== Gestellte Aufgabe a ==
Wem hat Hugo Portisch laut dem folgenden Text über seine Fernsehkommentare im Jahr 2010 sein Leben erzählt?

== Vorliegender Text ==

────────

Portischs "Slalomtore": Wie seine TV-Kommentare entstanden

Portischs Anwesenheit im ZiB-Studio signalisierten den Zusehern, dass etwas Außerordentliches passiert war, das der fachkundigen Einordnung und Erklärung harrte.
2010 hat Hugo Portisch dem Verleger Hannes Steiner in 30 Stunden sein Leben erzählt mit dem Auftrag, sein geistiges Erbe einer breiteren Öffentlichkeit zugänglich zu machen. Steiner hält gemeinsam mit dem Unternehmer Michael Kraus die Rechte an diesen „Toskana Tapes“. Wir bringen die packendsten Auszüge in einer zwölfteiligen Serie.
von Martin Haidinger
„Aha – da ist was passiert!“ entfuhr es den Eltern Haidinger, wie auch manch anderen Fernsehzuschauern in den 70er- oder frühen 80er-Jahren, wenn Hugo Portisch in der hauptabendlichen Zeit im Bild neben dem Moderator (damals nannte man es noch Sprecher oder Sprecherin) saß. Oder bisweilen auch: „Oje!“, denn allein schon die Präsenz des Analytikers auf dem Fernsehschirm gleich zu Sendungsbeginn deutete darauf hin, dass irgendwo auf der Welt etwas geschehen war, das erklärt werden musste, und das war selten etwas Gutes.
Alarmstufe Rot war erreicht, wenn neben Portisch noch Osteuropa-Experte Paul Lendvai Platz nahm, denn dann war sicher der Ost-West-Konflikt im Spiel, die dem Kalten Krieg zugrunde liegende Mächterivalität. Bereits in den 60er-Jahren hatte Portisch das Weltgeschehen im Bayrischen Rundfunk analysiert und war auch hin und wieder als Kommentator im ORF-Schulfernsehen des Helmut Zilk aufgetreten. Und dann wurde die Zeit im Bild seine Bühne.
Wie die Kommentare selbst entstanden sind? Dieses Training hatte ich ja eigentlich schon durch meine Leitartikel beim KURIER. Denn auch die habe ich nie unrecherchiert geschrieben, habe versucht, das Thema genau auszuloten, die Hintergründe zu finden. Was bedeuten die Ereignisse, die ich da kommentieren will? Woher kommen sie? Wer steht dahinter? Ich habe immer Recherchen gemacht, nie – oder nur sehr selten – aus dem Bauch geschrieben und auch immer die Redaktion zur Recherche eingeschaltet. Ich habe immer sehr gute Beziehungen zur Auslandspresse gehabt und hatte auch überall, ob Washington, London oder Bonn, Kollegen in hohen Stellungen sitzen, Chefredakteure in den dortigen Blättern, die man anrufen und fragen konnte: Sag mir, wie geht das aus, und was steckt da dahinter, und warum machen die das so und so? Das habe ich beibehalten bis heute. Für jeden Vortrag. Keinen schreibe ich aus dem Bauch.

────────

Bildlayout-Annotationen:

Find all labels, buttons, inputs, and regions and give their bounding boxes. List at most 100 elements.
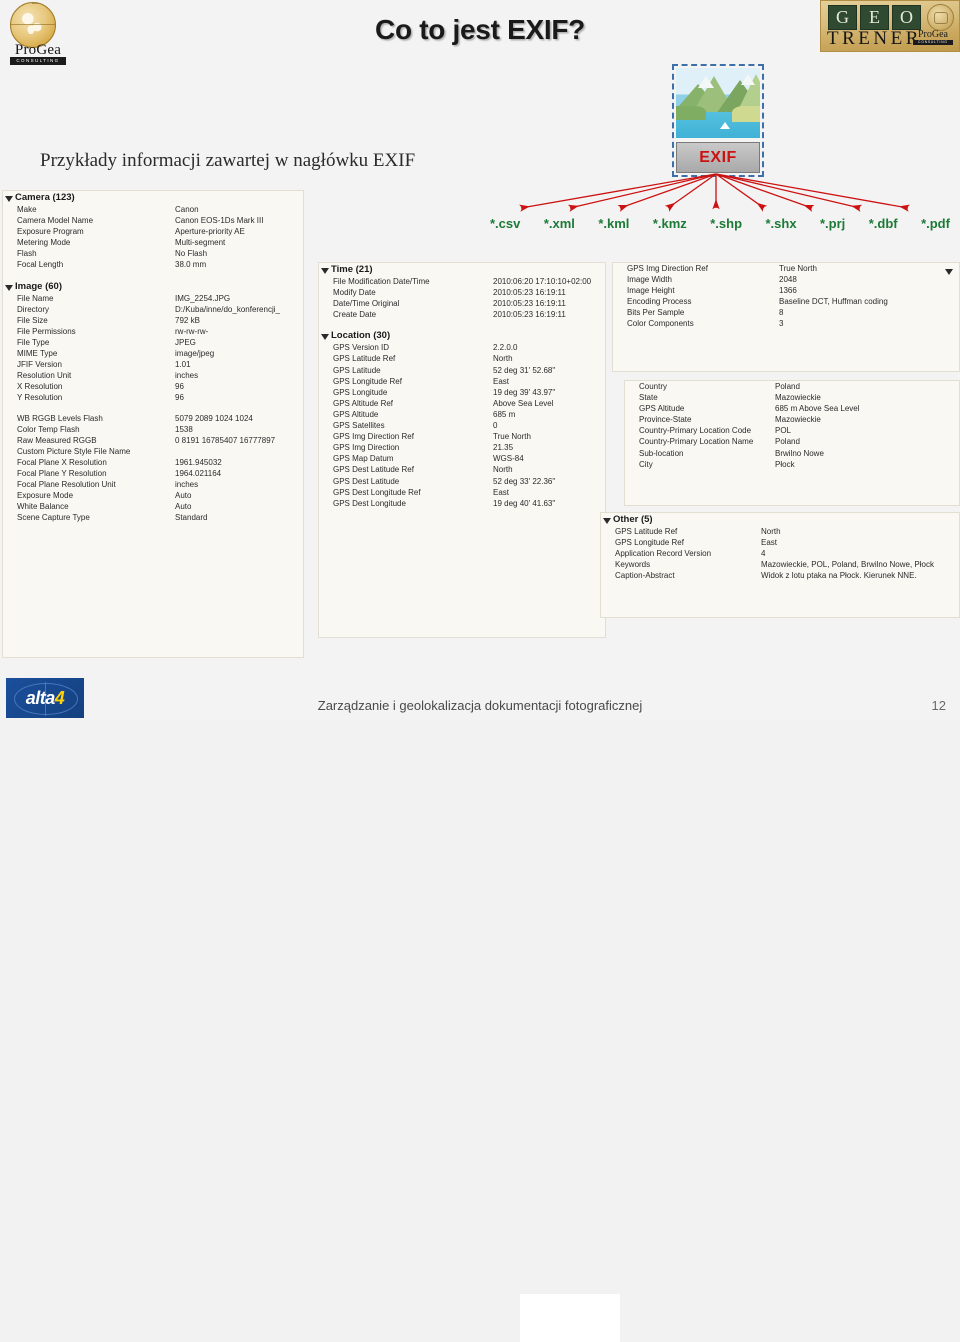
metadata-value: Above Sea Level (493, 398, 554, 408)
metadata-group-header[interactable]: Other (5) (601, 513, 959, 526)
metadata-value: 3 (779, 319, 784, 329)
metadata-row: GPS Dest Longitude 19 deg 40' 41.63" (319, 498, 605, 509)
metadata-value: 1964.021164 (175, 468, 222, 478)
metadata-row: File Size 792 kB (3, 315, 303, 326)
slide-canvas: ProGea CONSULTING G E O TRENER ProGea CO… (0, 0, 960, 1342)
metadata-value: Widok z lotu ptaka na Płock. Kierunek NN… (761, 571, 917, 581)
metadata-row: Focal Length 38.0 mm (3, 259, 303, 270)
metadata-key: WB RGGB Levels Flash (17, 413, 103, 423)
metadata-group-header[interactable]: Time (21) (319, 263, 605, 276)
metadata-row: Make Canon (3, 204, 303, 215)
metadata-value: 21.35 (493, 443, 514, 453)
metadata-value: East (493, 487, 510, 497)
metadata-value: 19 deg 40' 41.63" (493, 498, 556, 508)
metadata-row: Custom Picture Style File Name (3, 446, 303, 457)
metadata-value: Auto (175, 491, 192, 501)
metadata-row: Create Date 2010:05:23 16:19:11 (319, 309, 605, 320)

────────

== Gestellte Aufgabe b ==
Schreiben Sie aus den Einträgen alles von der Zeile, die „metadata-value: Above Sea“ enthält, bis hinunter zur Zeile, die „metadata-key: WB RGGB“ enthält, unverändert ab. Beide Zeilen gehören dazu.

== Ergebnis der Aufgabe a ==
Dem Verleger Hannes Steiner.

== Ergebnis der Aufgabe b ==
metadata-value: Above Sea Level (493, 398, 554, 408)
metadata-group-header[interactable]: Other (5) (601, 513, 959, 526)
metadata-value: 3 (779, 319, 784, 329)
metadata-row: GPS Dest Longitude 19 deg 40' 41.63" (319, 498, 605, 509)
metadata-value: 1964.021164 (175, 468, 222, 478)
metadata-row: File Size 792 kB (3, 315, 303, 326)
slide-canvas: ProGea CONSULTING G E O TRENER ProGea CO… (0, 0, 960, 1342)
metadata-value: Widok z lotu ptaka na Płock. Kierunek NN… (761, 571, 917, 581)
metadata-row: Focal Length 38.0 mm (3, 259, 303, 270)
metadata-key: WB RGGB Levels Flash (17, 413, 103, 423)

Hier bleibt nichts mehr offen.